(Data entries)
========

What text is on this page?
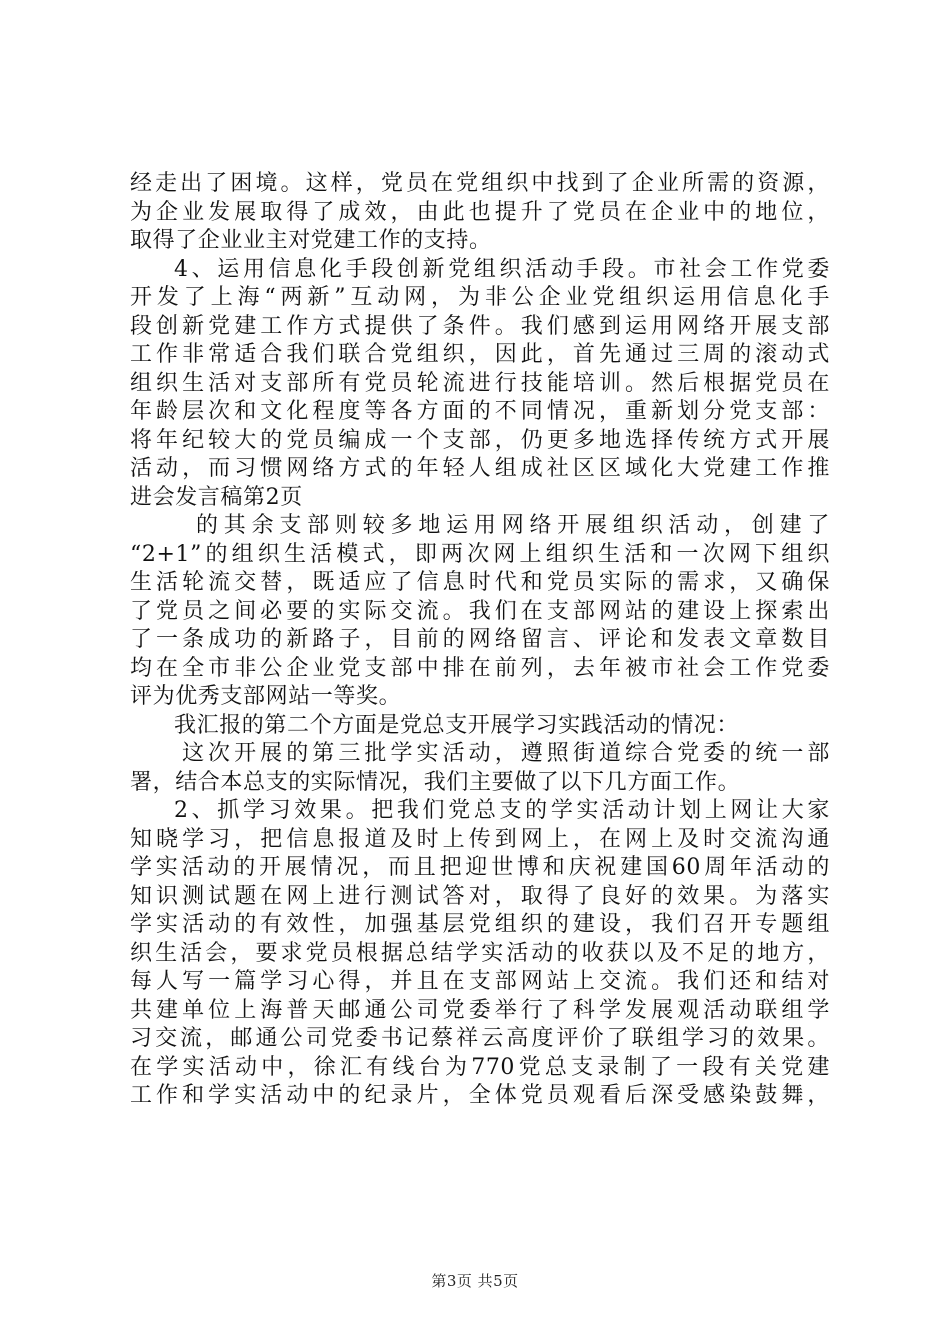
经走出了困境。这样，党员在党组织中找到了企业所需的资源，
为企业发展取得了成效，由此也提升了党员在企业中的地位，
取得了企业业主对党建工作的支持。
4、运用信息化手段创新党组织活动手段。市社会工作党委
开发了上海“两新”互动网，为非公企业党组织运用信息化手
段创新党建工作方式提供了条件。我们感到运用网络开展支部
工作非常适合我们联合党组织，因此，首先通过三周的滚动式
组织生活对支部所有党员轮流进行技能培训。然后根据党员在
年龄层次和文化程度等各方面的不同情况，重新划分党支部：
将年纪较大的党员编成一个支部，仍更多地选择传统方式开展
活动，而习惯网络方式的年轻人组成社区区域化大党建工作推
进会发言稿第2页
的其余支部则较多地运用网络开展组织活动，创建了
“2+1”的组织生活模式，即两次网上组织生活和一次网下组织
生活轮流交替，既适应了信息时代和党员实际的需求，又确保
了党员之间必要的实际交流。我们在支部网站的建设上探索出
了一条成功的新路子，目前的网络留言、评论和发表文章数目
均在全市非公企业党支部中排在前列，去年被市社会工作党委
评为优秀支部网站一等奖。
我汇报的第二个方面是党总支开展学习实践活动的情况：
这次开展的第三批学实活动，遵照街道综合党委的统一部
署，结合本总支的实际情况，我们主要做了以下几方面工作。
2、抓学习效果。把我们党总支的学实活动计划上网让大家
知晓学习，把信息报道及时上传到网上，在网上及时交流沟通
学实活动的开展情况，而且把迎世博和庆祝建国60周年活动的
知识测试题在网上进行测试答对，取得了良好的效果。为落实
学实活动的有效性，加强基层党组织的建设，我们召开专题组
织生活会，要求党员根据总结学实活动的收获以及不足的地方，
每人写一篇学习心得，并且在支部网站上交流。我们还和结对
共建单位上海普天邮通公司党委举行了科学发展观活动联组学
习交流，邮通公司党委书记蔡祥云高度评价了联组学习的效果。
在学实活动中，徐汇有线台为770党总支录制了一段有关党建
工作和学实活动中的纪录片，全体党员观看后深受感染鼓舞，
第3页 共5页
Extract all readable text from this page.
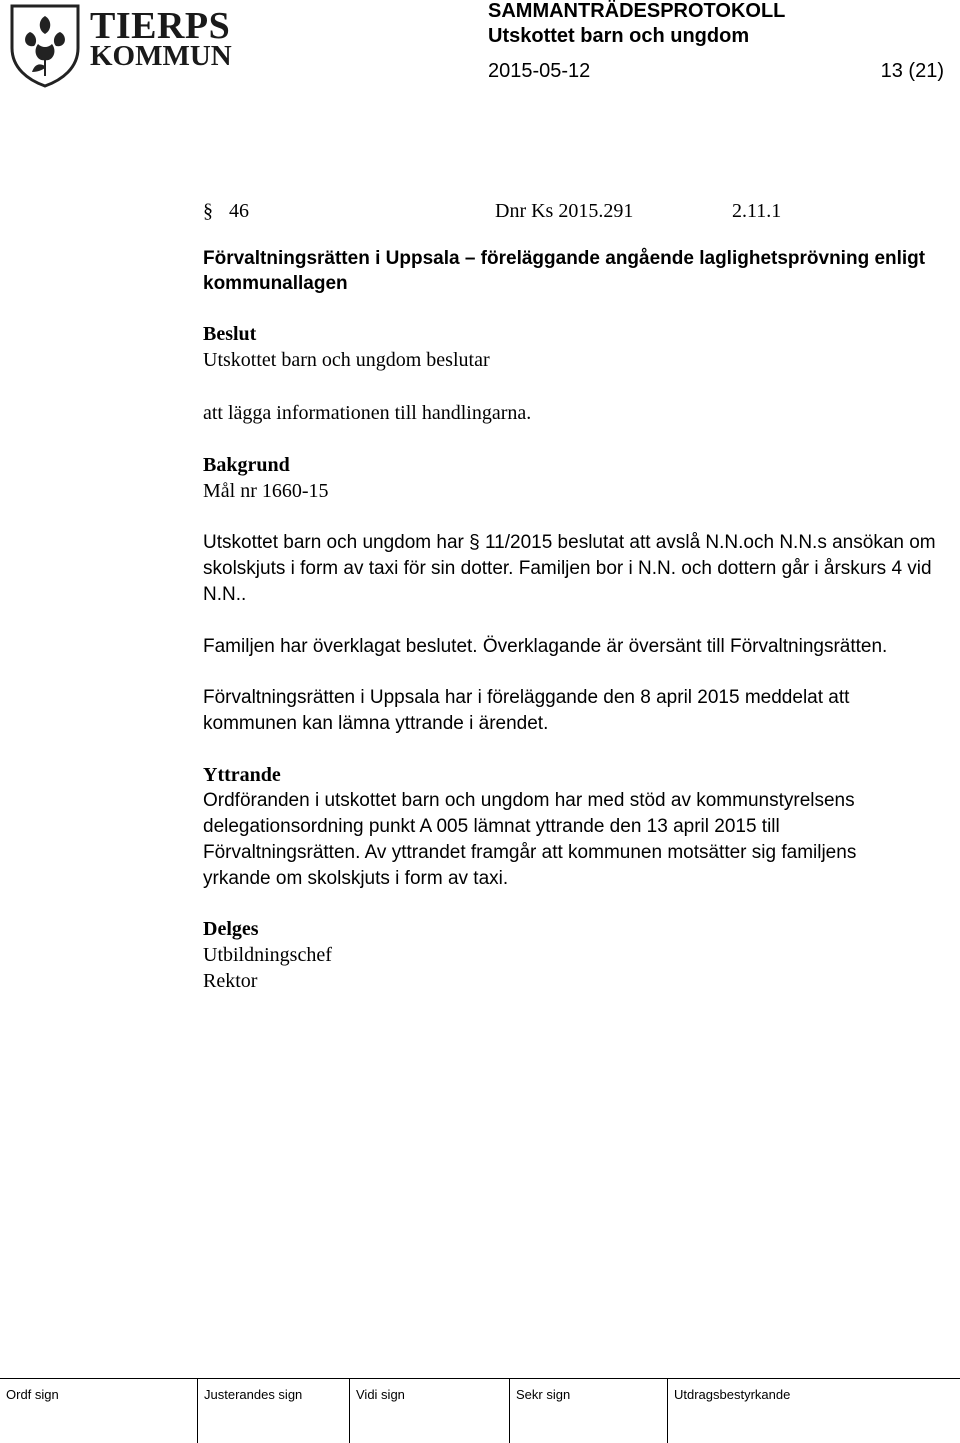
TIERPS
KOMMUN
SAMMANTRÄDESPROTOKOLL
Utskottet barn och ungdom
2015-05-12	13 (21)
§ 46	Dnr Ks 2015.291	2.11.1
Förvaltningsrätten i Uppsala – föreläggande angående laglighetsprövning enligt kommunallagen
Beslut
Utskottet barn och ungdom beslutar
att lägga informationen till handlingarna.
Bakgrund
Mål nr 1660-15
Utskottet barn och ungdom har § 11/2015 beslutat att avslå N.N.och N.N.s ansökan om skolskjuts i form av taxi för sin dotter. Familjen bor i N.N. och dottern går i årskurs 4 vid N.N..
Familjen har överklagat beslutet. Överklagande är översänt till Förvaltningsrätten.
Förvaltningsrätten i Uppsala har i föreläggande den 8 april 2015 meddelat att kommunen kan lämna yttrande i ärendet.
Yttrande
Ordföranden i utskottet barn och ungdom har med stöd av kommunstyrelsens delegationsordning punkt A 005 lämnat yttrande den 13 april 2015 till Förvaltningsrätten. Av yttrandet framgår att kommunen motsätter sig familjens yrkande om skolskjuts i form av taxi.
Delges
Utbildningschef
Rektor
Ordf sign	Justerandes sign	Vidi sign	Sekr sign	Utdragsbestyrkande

========

Search the listing for the word "page" and return each line that holds it.

What text is on this page?
Extract all readable text from this page.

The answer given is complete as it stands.